| Work to do |
Show each line from the listing that includes the word "trabajo".

| Record list |
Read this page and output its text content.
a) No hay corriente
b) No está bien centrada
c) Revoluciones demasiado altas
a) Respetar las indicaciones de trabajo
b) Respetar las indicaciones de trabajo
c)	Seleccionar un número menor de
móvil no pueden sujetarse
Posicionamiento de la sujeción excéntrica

| Complete output |
a) Respetar las indicaciones de trabajo
b) Respetar las indicaciones de trabajo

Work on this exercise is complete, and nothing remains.